Instructions to follow -> Make an exact copy of all the records.

--- begin Data section ---

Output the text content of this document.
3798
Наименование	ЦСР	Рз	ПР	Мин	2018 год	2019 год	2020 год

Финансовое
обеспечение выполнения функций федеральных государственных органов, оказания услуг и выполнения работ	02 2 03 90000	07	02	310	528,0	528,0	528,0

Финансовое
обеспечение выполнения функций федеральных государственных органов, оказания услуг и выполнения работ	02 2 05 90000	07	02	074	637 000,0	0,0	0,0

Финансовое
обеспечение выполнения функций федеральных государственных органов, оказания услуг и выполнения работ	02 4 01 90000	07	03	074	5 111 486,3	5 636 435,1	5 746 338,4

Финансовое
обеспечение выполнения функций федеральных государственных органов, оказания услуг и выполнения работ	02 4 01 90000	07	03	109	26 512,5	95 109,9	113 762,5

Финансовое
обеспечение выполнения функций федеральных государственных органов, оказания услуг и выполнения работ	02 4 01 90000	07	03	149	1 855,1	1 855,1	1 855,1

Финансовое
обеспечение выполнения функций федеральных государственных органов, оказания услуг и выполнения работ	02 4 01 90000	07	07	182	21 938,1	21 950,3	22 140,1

--- end Data section ---

Answer below ->
Output the text content of this document.
3798
Наименование	ЦСР	Рз	ПР	Мин	2018 год	2019 год	2020 год

Финансовое
обеспечение выполнения функций федеральных государственных органов, оказания услуг и выполнения работ	02 2 03 90000	07	02	310	528,0	528,0	528,0

Финансовое
обеспечение выполнения функций федеральных государственных органов, оказания услуг и выполнения работ	02 2 05 90000	07	02	074	637 000,0	0,0	0,0

Финансовое
обеспечение выполнения функций федеральных государственных органов, оказания услуг и выполнения работ	02 4 01 90000	07	03	074	5 111 486,3	5 636 435,1	5 746 338,4

Финансовое
обеспечение выполнения функций федеральных государственных органов, оказания услуг и выполнения работ	02 4 01 90000	07	03	109	26 512,5	95 109,9	113 762,5

Финансовое
обеспечение выполнения функций федеральных государственных органов, оказания услуг и выполнения работ	02 4 01 90000	07	03	149	1 855,1	1 855,1	1 855,1

Финансовое
обеспечение выполнения функций федеральных государственных органов, оказания услуг и выполнения работ	02 4 01 90000	07	07	182	21 938,1	21 950,3	22 140,1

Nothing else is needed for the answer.